__EXERCISE GOAL__.
Beneath this task is a listing; retype all of it exactly.

(Dataset records)
## begin

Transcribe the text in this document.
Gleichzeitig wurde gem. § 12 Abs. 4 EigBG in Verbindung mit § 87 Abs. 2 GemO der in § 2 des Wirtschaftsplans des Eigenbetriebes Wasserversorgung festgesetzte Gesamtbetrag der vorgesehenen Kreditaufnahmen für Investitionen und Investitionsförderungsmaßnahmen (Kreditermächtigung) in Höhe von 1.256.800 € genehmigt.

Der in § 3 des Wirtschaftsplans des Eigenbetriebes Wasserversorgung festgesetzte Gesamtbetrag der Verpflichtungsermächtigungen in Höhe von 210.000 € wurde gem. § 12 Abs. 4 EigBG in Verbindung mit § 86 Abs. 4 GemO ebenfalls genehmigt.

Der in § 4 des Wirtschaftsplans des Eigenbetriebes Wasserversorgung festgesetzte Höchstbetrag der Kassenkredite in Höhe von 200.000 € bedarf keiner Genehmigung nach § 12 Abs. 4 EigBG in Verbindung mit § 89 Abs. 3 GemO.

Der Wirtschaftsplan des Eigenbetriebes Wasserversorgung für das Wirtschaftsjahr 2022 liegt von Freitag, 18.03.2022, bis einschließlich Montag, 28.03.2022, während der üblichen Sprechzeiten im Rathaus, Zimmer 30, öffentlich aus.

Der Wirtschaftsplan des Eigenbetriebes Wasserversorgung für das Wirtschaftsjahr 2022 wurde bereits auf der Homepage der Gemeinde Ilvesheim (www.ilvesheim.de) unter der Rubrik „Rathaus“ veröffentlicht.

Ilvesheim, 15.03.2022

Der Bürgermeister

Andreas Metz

## end

__FULL ANSWER__.
Transcribe the text in this document.
Gleichzeitig wurde gem. § 12 Abs. 4 EigBG in Verbindung mit § 87 Abs. 2 GemO der in § 2 des Wirtschaftsplans des Eigenbetriebes Wasserversorgung festgesetzte Gesamtbetrag der vorgesehenen Kreditaufnahmen für Investitionen und Investitionsförderungsmaßnahmen (Kreditermächtigung) in Höhe von 1.256.800 € genehmigt.

Der in § 3 des Wirtschaftsplans des Eigenbetriebes Wasserversorgung festgesetzte Gesamtbetrag der Verpflichtungsermächtigungen in Höhe von 210.000 € wurde gem. § 12 Abs. 4 EigBG in Verbindung mit § 86 Abs. 4 GemO ebenfalls genehmigt.

Der in § 4 des Wirtschaftsplans des Eigenbetriebes Wasserversorgung festgesetzte Höchstbetrag der Kassenkredite in Höhe von 200.000 € bedarf keiner Genehmigung nach § 12 Abs. 4 EigBG in Verbindung mit § 89 Abs. 3 GemO.

Der Wirtschaftsplan des Eigenbetriebes Wasserversorgung für das Wirtschaftsjahr 2022 liegt von Freitag, 18.03.2022, bis einschließlich Montag, 28.03.2022, während der üblichen Sprechzeiten im Rathaus, Zimmer 30, öffentlich aus.

Der Wirtschaftsplan des Eigenbetriebes Wasserversorgung für das Wirtschaftsjahr 2022 wurde bereits auf der Homepage der Gemeinde Ilvesheim (www.ilvesheim.de) unter der Rubrik „Rathaus“ veröffentlicht.

Ilvesheim, 15.03.2022

Der Bürgermeister

Andreas Metz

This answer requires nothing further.